++++ Given data ++++

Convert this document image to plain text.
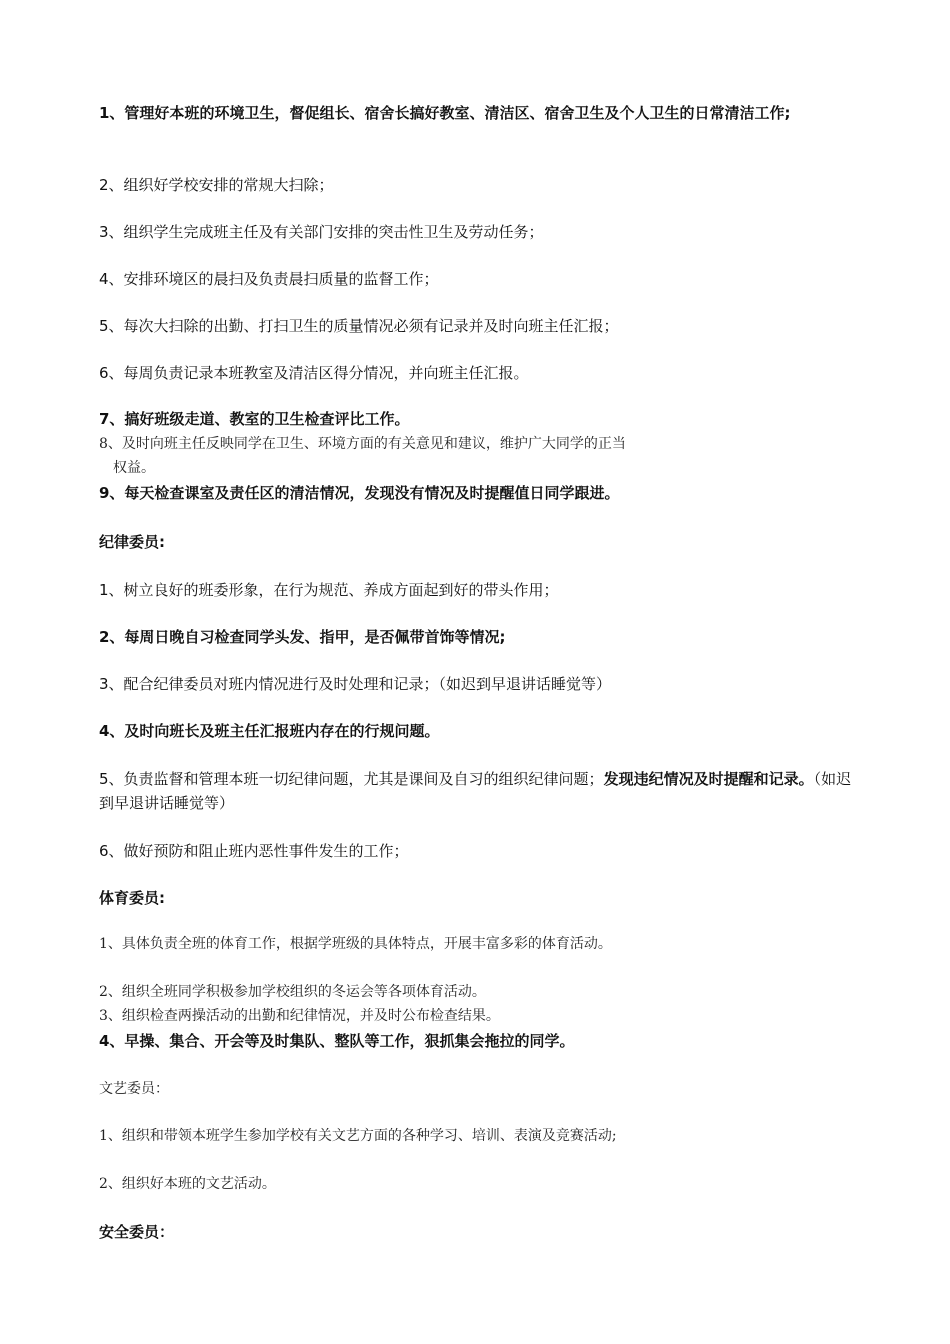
1、管理好本班的环境卫生，督促组长、宿舍长搞好教室、清洁区、宿舍卫生及个人卫生的日常清洁工作;
2、组织好学校安排的常规大扫除；
3、组织学生完成班主任及有关部门安排的突击性卫生及劳动任务；
4、安排环境区的晨扫及负责晨扫质量的监督工作；
5、每次大扫除的出勤、打扫卫生的质量情况必须有记录并及时向班主任汇报；
6、每周负责记录本班教室及清洁区得分情况，并向班主任汇报。
7、搞好班级走道、教室的卫生检查评比工作。
8、及时向班主任反映同学在卫生、环境方面的有关意见和建议，维护广大同学的正当
权益。
9、每天检查课室及责任区的清洁情况，发现没有情况及时提醒值日同学跟进。
纪律委员:
1、树立良好的班委形象，在行为规范、养成方面起到好的带头作用；
2、每周日晚自习检查同学头发、指甲，是否佩带首饰等情况;
3、配合纪律委员对班内情况进行及时处理和记录；（如迟到早退讲话睡觉等）
4、及时向班长及班主任汇报班内存在的行规问题。
5、负责监督和管理本班一切纪律问题，尤其是课间及自习的组织纪律问题；发现违纪情况及时提醒和记录。（如迟到早退讲话睡觉等）
6、做好预防和阻止班内恶性事件发生的工作；
体育委员:
1、具体负责全班的体育工作，根据学班级的具体特点，开展丰富多彩的体育活动。
2、组织全班同学积极参加学校组织的冬运会等各项体育活动。
3、组织检查两操活动的出勤和纪律情况，并及时公布检查结果。
4、早操、集合、开会等及时集队、整队等工作，狠抓集会拖拉的同学。
文艺委员：
1、组织和带领本班学生参加学校有关文艺方面的各种学习、培训、表演及竞赛活动;
2、组织好本班的文艺活动。
安全委员：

++++

• [Problem description]
Write the listing out a second time exactly, dropping all images.

• [Completed task]
Convert this document image to plain text.
1、管理好本班的环境卫生，督促组长、宿舍长搞好教室、清洁区、宿舍卫生及个人卫生的日常清洁工作;
2、组织好学校安排的常规大扫除；
3、组织学生完成班主任及有关部门安排的突击性卫生及劳动任务；
4、安排环境区的晨扫及负责晨扫质量的监督工作；
5、每次大扫除的出勤、打扫卫生的质量情况必须有记录并及时向班主任汇报；
6、每周负责记录本班教室及清洁区得分情况，并向班主任汇报。
7、搞好班级走道、教室的卫生检查评比工作。
8、及时向班主任反映同学在卫生、环境方面的有关意见和建议，维护广大同学的正当
权益。
9、每天检查课室及责任区的清洁情况，发现没有情况及时提醒值日同学跟进。
纪律委员:
1、树立良好的班委形象，在行为规范、养成方面起到好的带头作用；
2、每周日晚自习检查同学头发、指甲，是否佩带首饰等情况;
3、配合纪律委员对班内情况进行及时处理和记录；（如迟到早退讲话睡觉等）
4、及时向班长及班主任汇报班内存在的行规问题。
5、负责监督和管理本班一切纪律问题，尤其是课间及自习的组织纪律问题；发现违纪情况及时提醒和记录。（如迟到早退讲话睡觉等）
6、做好预防和阻止班内恶性事件发生的工作；
体育委员:
1、具体负责全班的体育工作，根据学班级的具体特点，开展丰富多彩的体育活动。
2、组织全班同学积极参加学校组织的冬运会等各项体育活动。
3、组织检查两操活动的出勤和纪律情况，并及时公布检查结果。
4、早操、集合、开会等及时集队、整队等工作，狠抓集会拖拉的同学。
文艺委员：
1、组织和带领本班学生参加学校有关文艺方面的各种学习、培训、表演及竞赛活动;
2、组织好本班的文艺活动。
安全委员：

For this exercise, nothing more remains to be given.